[Records contained in a dataset]
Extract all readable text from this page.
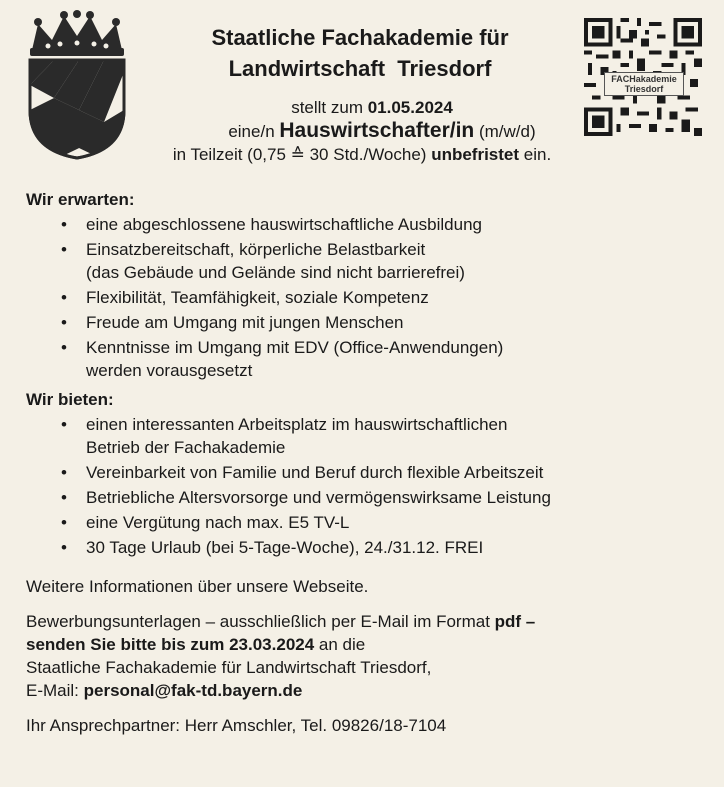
FACHakademie
Triesdorf
Staatliche Fachakademie für
Landwirtschaft  Triesdorf
stellt zum 01.05.2024
eine/n Hauswirtschafter/in (m/w/d)
in Teilzeit (0,75 ≙ 30 Std./Woche) unbefristet ein.
Wir erwarten:
• eine abgeschlossene hauswirtschaftliche Ausbildung
• Einsatzbereitschaft, körperliche Belastbarkeit
(das Gebäude und Gelände sind nicht barrierefrei)
• Flexibilität, Teamfähigkeit, soziale Kompetenz
• Freude am Umgang mit jungen Menschen
• Kenntnisse im Umgang mit EDV (Office-Anwendungen)
werden vorausgesetzt
Wir bieten:
• einen interessanten Arbeitsplatz im hauswirtschaftlichen
Betrieb der Fachakademie
• Vereinbarkeit von Familie und Beruf durch flexible Arbeitszeit
• Betriebliche Altersvorsorge und vermögenswirksame Leistung
• eine Vergütung nach max. E5 TV-L
• 30 Tage Urlaub (bei 5-Tage-Woche), 24./31.12. FREI
Weitere Informationen über unsere Webseite.
Bewerbungsunterlagen – ausschließlich per E-Mail im Format pdf –
senden Sie bitte bis zum 23.03.2024 an die
Staatliche Fachakademie für Landwirtschaft Triesdorf,
E-Mail: personal@fak-td.bayern.de
Ihr Ansprechpartner: Herr Amschler, Tel. 09826/18-7104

Work to do ▸ Reproduce each line word for word and drop the pictures.

Solution ▸
Extract all readable text from this page.
FACHakademie
Triesdorf
Staatliche Fachakademie für
Landwirtschaft  Triesdorf
stellt zum 01.05.2024
eine/n Hauswirtschafter/in (m/w/d)
in Teilzeit (0,75 ≙ 30 Std./Woche) unbefristet ein.
Wir erwarten:
• eine abgeschlossene hauswirtschaftliche Ausbildung
• Einsatzbereitschaft, körperliche Belastbarkeit
(das Gebäude und Gelände sind nicht barrierefrei)
• Flexibilität, Teamfähigkeit, soziale Kompetenz
• Freude am Umgang mit jungen Menschen
• Kenntnisse im Umgang mit EDV (Office-Anwendungen)
werden vorausgesetzt
Wir bieten:
• einen interessanten Arbeitsplatz im hauswirtschaftlichen
Betrieb der Fachakademie
• Vereinbarkeit von Familie und Beruf durch flexible Arbeitszeit
• Betriebliche Altersvorsorge und vermögenswirksame Leistung
• eine Vergütung nach max. E5 TV-L
• 30 Tage Urlaub (bei 5-Tage-Woche), 24./31.12. FREI
Weitere Informationen über unsere Webseite.
Bewerbungsunterlagen – ausschließlich per E-Mail im Format pdf –
senden Sie bitte bis zum 23.03.2024 an die
Staatliche Fachakademie für Landwirtschaft Triesdorf,
E-Mail: personal@fak-td.bayern.de
Ihr Ansprechpartner: Herr Amschler, Tel. 09826/18-7104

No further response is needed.